+++ MATERIAL PROVIDED

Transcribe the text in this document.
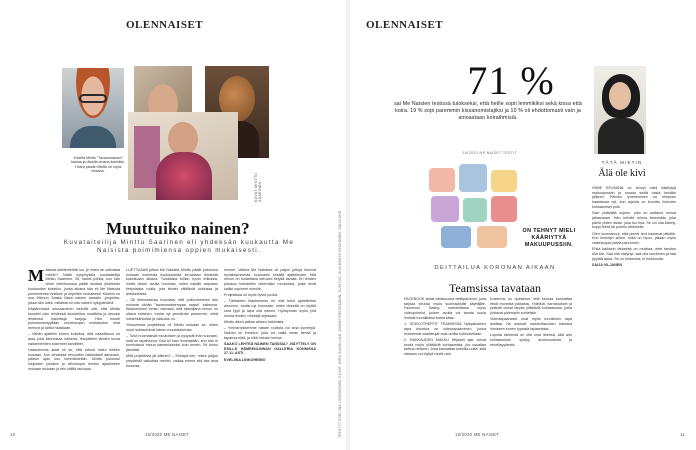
OLENNAISET
Yhdellä Minttu "Tavanomainen" haluaa ja olisella omana itsenään. Yhden päivän Minttu oli myös kissana.
KUVAT MINTTU SAARINEN
Muuttuiko nainen?
Kuvataiteilija Minttu Saarinen eli yhdeksän kuukautta Me Naisista poimimiensa oppien mukaisesti.

Maisista naistenlehtiä luo, je miten se vaikuttaa meihin? Näitä kysymyksiä kuvataiteilija Minttu Saarinen, 35, halusi pohtia, kun hän viime helmikuussa päätti aloittaa yhdeksän kuukauden kokeilun, jonka aikana hän eli Me Naisista poimimiensa vinkkien ja ohjeiden mukaisesti. Kokeilu on osa Minnun Saaka illava naisen tanssiin -projektia, jossa hän tutkii, millaista on olla nainen nykypäivänä.

Käytännössä seuraaminen tarkoitti sitä, että Minttu kuunteli vain lehdessä suositeltua musiikkia ja seurasi lehdessä mainittuja sarjoja. Hän muutti pukeutumistyyliään muotisivujen mukaiseksi, eikä mennyt ja laittoi hiuksiaan.

– Vähän ajattelin ennen kokeilua, että naisellisuus on asia, joka kiinnostaa naisena. Harjoittelin lähden kuvia naistenlehtien kokeneet tavoitteet.

Hassuimmat asiat oli se, että elämä hoitui lehtien mukaan. Kun lehdessä neuvottiin viisikkäästi aamuisin, pääsin ajan kun lemmikkieläin. Minttu pukeutui lukijoiden juhlakin ja viikonloput lehden ajatukseen mukaan mukaan ja teki välillä lauluista.

LUETTUAAN juttua Me Naisista Minttu päätti pukeutua mukaan kolmesta kuukaudesta kerrallaan lehdestä kokeiluaan aikana. Tuloksista tulikin hyvin erikoisia, mutta niiden avulla huomasi, miten naisille tarjotaan tietynlaista roolia, jota lehdet välittävät uutisissa ja artikkeleissa.

– Oli kiinnostavaa huomata, että pukeutuminen teki minusta vähän "tavanomaisempaa naista" kaikessa. Aikaisemmin tunsin vahvasti, että taiteilijana minun on oltava erilainen, mutta nyt ymmärrän paremmin, mikä mielenkiintoista ja vaikutus on.

Ylisuuressa projektissa oli Minttu mukaan se, miten muut suhtautuivat hänen muutokseensa.

– Tutut huomasivat muutoksen ja kysyivät ihan suoraan, mitä on tapahtunut. Osa oli ihan ihmeissään, kun hän ei tunnistanut minua samanlaiseksi kuin ennen. Se tuntui jännältä.

Mitä projektista jäi käteen? – Ehkäpä sen, miten paljon ympäristö vaikuttaa meihin, vaikka emme sitä itse aina huomaa.

lemme. Vaikka Me Naisissa oli paljon juttuja itsensä hyväksymisestä, huomasin kesällä ajattelevani, että minun on hoidettava kehoani tietyllä tavalla. Eri lehden jutuissa kehotettiin tekemään muutoksia, jotka eivät kaikki sopineet minulle.

Projektissa oli myös hyviä puolia.

– Tällaiseen tilanteeseen en olisi tullut ajatelleeksi aiemmin, mutta nyt huomaan, miten tärkeää on löytää oma tyyli ja tapa olla nainen. Hyödynnän myös yhä monia lehden vinkkejä arjessani.

Minttu aikoo jatkaa aiheen tutkimista.

– Ymmärryksemme naisen roolista voi aina syventyä. Nainen on ihminen, joka voi valita oman tiensä ja tapansa elää, ja siitä halusin kertoa.

SAAKO LEHTEÄ NAINEN TANSSIA? -NÄYTTELY ON ESILLÄ HÄMEENLINNAN GALLERIA KONNISSA 27.11. ASTI.

EVELIINA LINKOHEIMO

10	15/2020 ME NAISET	TEKSTIT: EVELIINA LINKOHEIMO, KUVAT: MIRA SUNDLUND, KIMMO GRESEMANN, KUVITUS: SUVIMARJA KEKKONEN, SAIJA AHO
OLENNAISET
71 %
sai Me Naisten testissä tulokseksi, että heille sopii lemmikiksi sekä kissa että koira. 19 % sopi paremmin kissanomistajiksi ja 10 % oli ehdottomasti vain ja ainoastaan koiraihmisiä.
15/2020 ME NAISET TESTIT
DEITTAILUA KORONAN AIKAAN
Teamsissa tavataan

FACEBOOK avasi lokakuussa deittipalvelun, joka tarjoaa seuraa myös suomalaisille käyttäjille. Facebook Dating mahdollistaa myös videopuhelut, joiden avulla voi tavata uusia ihmisiä turvallisesti kotoa käsin.

1. SOKKOTREFFIT TEAMSISSA Nykyaikainen tapa tutustua on videotapaaminen, jossa molemmat osallistujat ovat omilla kotisohvillaan.

2. RAKKAUDEN MAKKU Hiljaiset ajat voivat tuoda myös yllättäviä kohtaamisia, jos uskaltaa tarttua hetkeen. Aina kannattaa kokeilla uutta, sillä rakkaus voi löytyä mistä vain.

Kokemus on opettanut, että seuraa kannattaa etsiä monesta paikasta. Yhteisöt, harrastukset ja ystävät voivat tarjota yllättäviä kohtaamisia, jotka johtavat pidempiin suhteisiin.

Videotapaamiset ovat myös turvallinen tapa aloittaa. Ne antavat mahdollisuuden tutustua ihmiseen ennen fyysistä tapaamista.

Lopulta tärkeintä on olla oma itsensä, sillä aito kohtaaminen syntyy avoimuudesta ja rehellisyydestä.

TÄTÄ MIETIN
Älä ole kivi
ON TEHNYT MIELI KÄÄRIYTYÄ MAKUUPUSSIIN.

VIIME KEVÄÄNÄ on tehnyt mieli kääriytyä makuupussiin ja nousta sieltä vasta kevään jälkeen. Päivien lyheneminen on erityisen haastavaa nyt, kun arjesta on kuorittu ihmisten kohtaamiset pois.

Sain ystävältä ohjeen, joka on auttanut minua jaksamaan. Hän kehotti minua tekemään joka päivä yhden asian, joka tuo iloa. Se voi olla kävely, kuppi teetä tai puhelu läheiselle.

Olen huomannut, että pienet teot kantavat pitkälle. Kun keskityn siihen, mikä on hyvin, jaksan myös vaikeampia päiviä paremmin.

Ehkä kaikkein tärkeintä on muistaa, ettei tarvitse olla kivi. Saa olla väsynyt, saa olla surullinen ja saa pyytää apua. Se on rohkeutta, ei heikkoutta.

SAIJA VILJANEN

15/2020 ME NAISET	11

++++++

WORK TO DO: Look through the data and show every line containing "teki".

OUTPUT FOR THIS EXERCISE:
Hassuimmat asiat oli se, että elämä hoitui lehtien mukaan. Kun lehdessä neuvottiin viisikkäästi aamuisin, pääsin ajan kun lemmikkieläin. Minttu pukeutui lukijoiden juhlakin ja viikonloput lehden ajatukseen mukaan mukaan ja teki välillä lauluista.
– Oli kiinnostavaa huomata, että pukeutuminen teki minusta vähän "tavanomaisempaa naista" kaikessa. Aikaisemmin tunsin vahvasti, että taiteilijana minun on oltava erilainen, mutta nyt ymmärrän paremmin, mikä mielenkiintoista ja vaikutus on.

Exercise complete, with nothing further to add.